- _Stated goal_:
Tally the lines that include the word "MATCH" and reply with nothing but the total.

- _Data in this exercise_:

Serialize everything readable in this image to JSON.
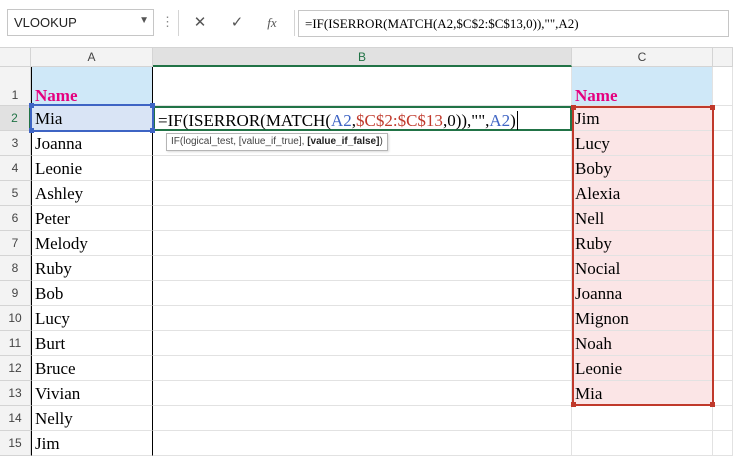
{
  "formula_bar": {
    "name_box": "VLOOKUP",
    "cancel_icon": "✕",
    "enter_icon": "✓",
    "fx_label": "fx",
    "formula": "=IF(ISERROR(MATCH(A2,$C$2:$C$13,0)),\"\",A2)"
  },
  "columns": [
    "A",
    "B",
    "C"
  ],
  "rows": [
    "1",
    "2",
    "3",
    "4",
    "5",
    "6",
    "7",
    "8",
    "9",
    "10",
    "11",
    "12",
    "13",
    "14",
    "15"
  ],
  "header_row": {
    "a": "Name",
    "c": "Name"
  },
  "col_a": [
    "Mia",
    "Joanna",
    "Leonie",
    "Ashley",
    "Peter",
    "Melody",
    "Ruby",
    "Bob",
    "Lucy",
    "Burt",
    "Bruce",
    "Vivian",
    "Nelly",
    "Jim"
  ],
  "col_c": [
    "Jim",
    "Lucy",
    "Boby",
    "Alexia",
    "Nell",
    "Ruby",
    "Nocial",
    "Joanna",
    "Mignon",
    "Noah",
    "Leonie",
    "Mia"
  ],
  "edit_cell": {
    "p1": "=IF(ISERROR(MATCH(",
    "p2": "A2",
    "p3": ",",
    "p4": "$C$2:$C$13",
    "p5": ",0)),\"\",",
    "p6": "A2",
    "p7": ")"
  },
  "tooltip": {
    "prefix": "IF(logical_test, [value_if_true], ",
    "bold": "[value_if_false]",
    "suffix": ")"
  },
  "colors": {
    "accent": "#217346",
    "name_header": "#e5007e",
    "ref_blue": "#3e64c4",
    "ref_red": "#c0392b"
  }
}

==

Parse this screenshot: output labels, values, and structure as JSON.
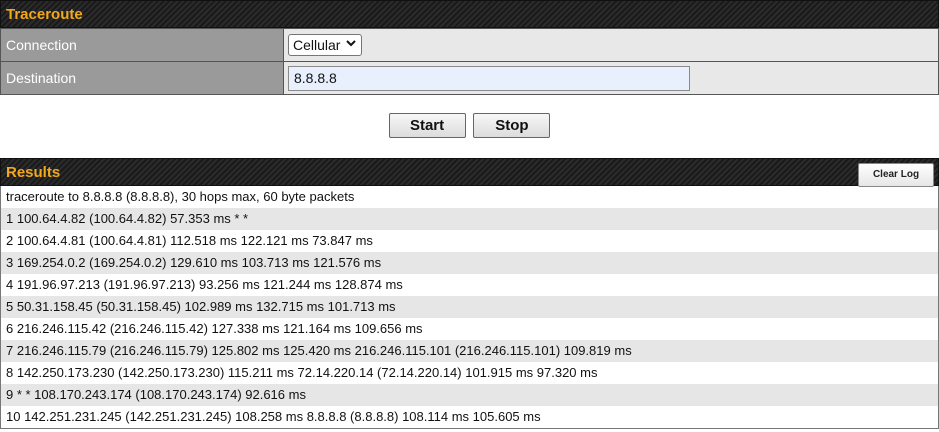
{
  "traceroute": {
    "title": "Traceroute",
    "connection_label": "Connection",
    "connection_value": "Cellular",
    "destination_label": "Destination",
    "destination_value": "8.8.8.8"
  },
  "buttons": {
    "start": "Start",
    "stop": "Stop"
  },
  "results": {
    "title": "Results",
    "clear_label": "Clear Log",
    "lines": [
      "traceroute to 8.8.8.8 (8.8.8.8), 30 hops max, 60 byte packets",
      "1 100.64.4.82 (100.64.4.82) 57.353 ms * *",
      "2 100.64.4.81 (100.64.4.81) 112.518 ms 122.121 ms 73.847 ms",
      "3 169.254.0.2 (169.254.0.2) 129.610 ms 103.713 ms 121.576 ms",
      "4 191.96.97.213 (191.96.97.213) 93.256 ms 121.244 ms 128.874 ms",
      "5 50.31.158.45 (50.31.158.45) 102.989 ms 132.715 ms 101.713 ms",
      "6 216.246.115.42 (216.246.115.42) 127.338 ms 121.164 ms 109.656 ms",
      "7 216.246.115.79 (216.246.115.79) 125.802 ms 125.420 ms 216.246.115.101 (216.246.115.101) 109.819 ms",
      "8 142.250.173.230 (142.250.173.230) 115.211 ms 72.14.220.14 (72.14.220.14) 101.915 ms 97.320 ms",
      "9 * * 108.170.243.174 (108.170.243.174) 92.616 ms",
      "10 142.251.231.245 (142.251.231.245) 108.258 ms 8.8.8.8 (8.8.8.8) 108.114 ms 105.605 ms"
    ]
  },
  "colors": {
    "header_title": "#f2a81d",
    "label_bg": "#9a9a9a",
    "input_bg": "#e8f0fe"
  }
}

- _Answer to this exercise_:
2